[Data entries]
┄┄┄┄┄┄

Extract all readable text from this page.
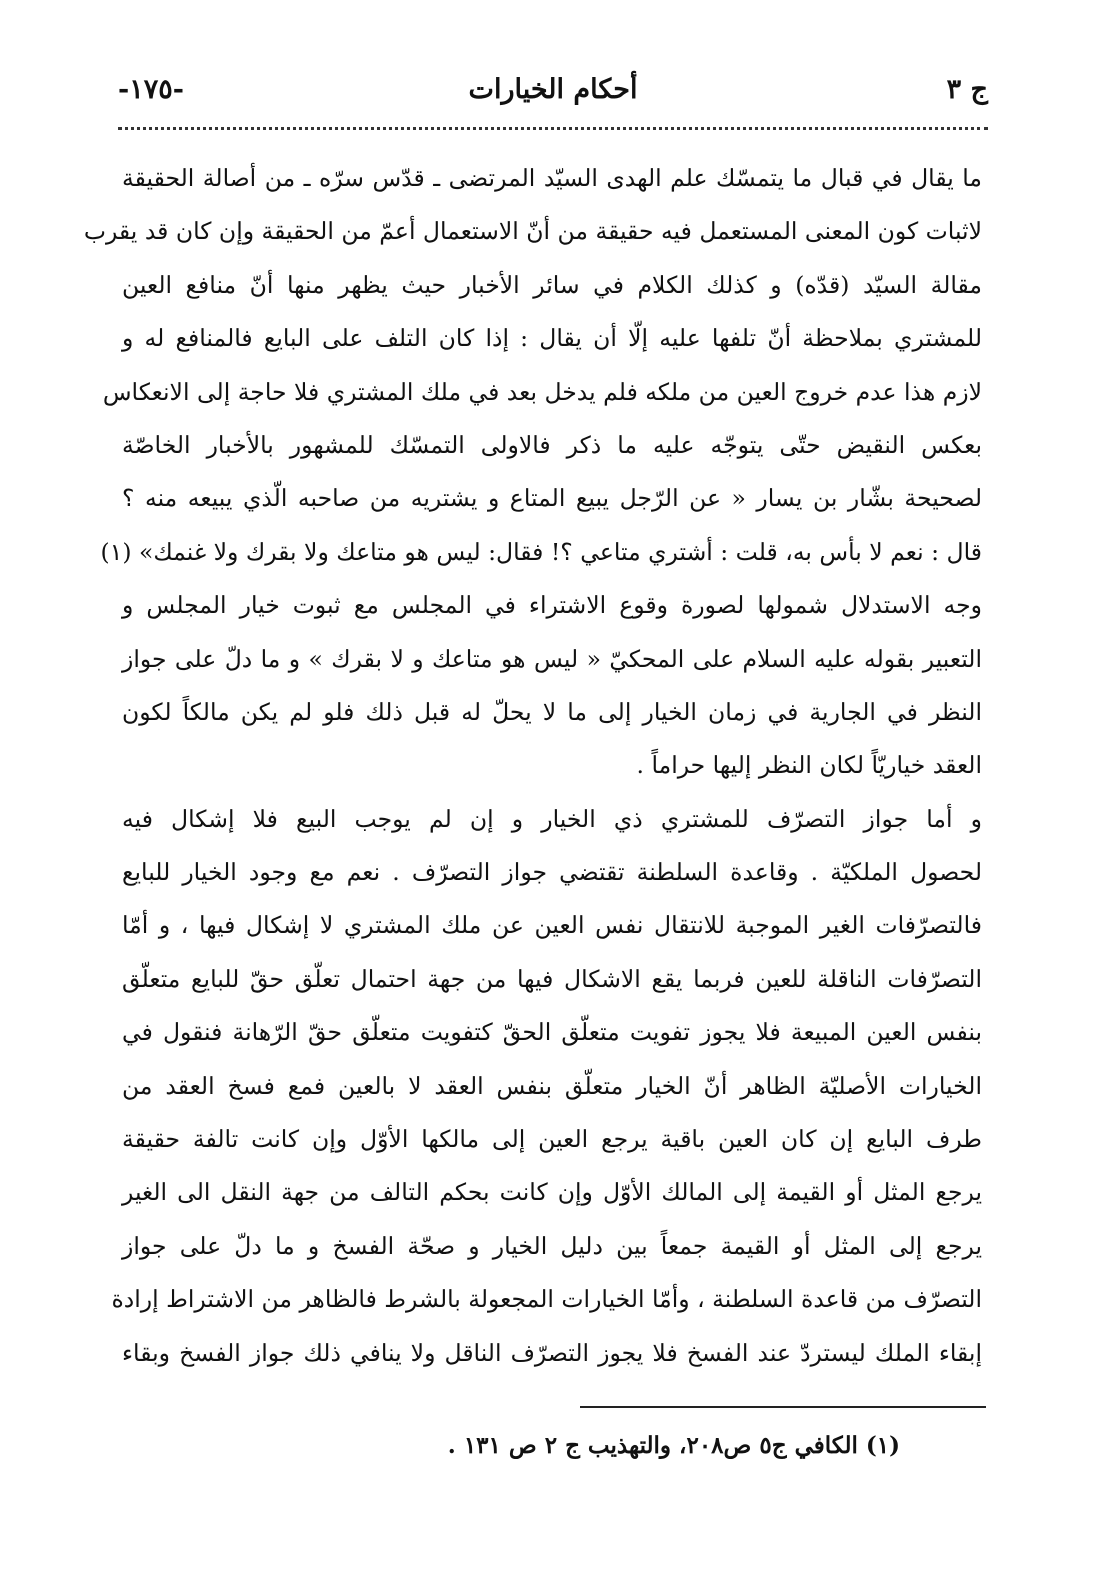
ج ٣
أحكام الخيارات
-١٧٥-
ما يقال في قبال ما يتمسّك علم الهدى السيّد المرتضى ـ قدّس سرّه ـ من أصالة الحقيقة
لاثبات كون المعنى المستعمل فيه حقيقة من أنّ الاستعمال أعمّ من الحقيقة وإن كان قد يقرب
مقالة السيّد (قدّه) و كذلك الكلام في سائر الأخبار حيث يظهر منها أنّ منافع العين
للمشتري بملاحظة أنّ تلفها عليه إلّا أن يقال : إذا كان التلف على البايع فالمنافع له و
لازم هذا عدم خروج العين من ملكه فلم يدخل بعد في ملك المشتري فلا حاجة إلى الانعكاس
بعكس النقيض حتّى يتوجّه عليه ما ذكر فالاولى التمسّك للمشهور بالأخبار الخاصّة
لصحيحة بشّار بن يسار « عن الرّجل يبيع المتاع و يشتريه من صاحبه الّذي يبيعه منه ؟
قال : نعم لا بأس به، قلت : أشتري متاعي ؟! فقال: ليس هو متاعك ولا بقرك ولا غنمك» (١)
وجه الاستدلال شمولها لصورة وقوع الاشتراء في المجلس مع ثبوت خيار المجلس و
التعبير بقوله عليه السلام على المحكيّ « ليس هو متاعك و لا بقرك » و ما دلّ على جواز
النظر في الجارية في زمان الخيار إلى ما لا يحلّ له قبل ذلك فلو لم يكن مالكاً لكون
العقد خياريّاً لكان النظر إليها حراماً .
و أما جواز التصرّف للمشتري ذي الخيار و إن لم يوجب البيع فلا إشكال فيه
لحصول الملكيّة . وقاعدة السلطنة تقتضي جواز التصرّف . نعم مع وجود الخيار للبايع
فالتصرّفات الغير الموجبة للانتقال نفس العين عن ملك المشتري لا إشكال فيها ، و أمّا
التصرّفات الناقلة للعين فربما يقع الاشكال فيها من جهة احتمال تعلّق حقّ للبايع متعلّق
بنفس العين المبيعة فلا يجوز تفويت متعلّق الحقّ كتفويت متعلّق حقّ الرّهانة فنقول في
الخيارات الأصليّة الظاهر أنّ الخيار متعلّق بنفس العقد لا بالعين فمع فسخ العقد من
طرف البايع إن كان العين باقية يرجع العين إلى مالكها الأوّل وإن كانت تالفة حقيقة
يرجع المثل أو القيمة إلى المالك الأوّل وإن كانت بحكم التالف من جهة النقل الى الغير
يرجع إلى المثل أو القيمة جمعاً بين دليل الخيار و صحّة الفسخ و ما دلّ على جواز
التصرّف من قاعدة السلطنة ، وأمّا الخيارات المجعولة بالشرط فالظاهر من الاشتراط إرادة
إبقاء الملك ليستردّ عند الفسخ فلا يجوز التصرّف الناقل ولا ينافي ذلك جواز الفسخ وبقاء
(١) الكافي ج٥ ص٢٠٨، والتهذيب ج ٢ ص ١٣١ .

┄┄┄┄┄┄

- **Given problem**: Copy out all lines above that include the string "يرجع".

- **Problem solution**:
طرف البايع إن كان العين باقية يرجع العين إلى مالكها الأوّل وإن كانت تالفة حقيقة
يرجع المثل أو القيمة إلى المالك الأوّل وإن كانت بحكم التالف من جهة النقل الى الغير
يرجع إلى المثل أو القيمة جمعاً بين دليل الخيار و صحّة الفسخ و ما دلّ على جواز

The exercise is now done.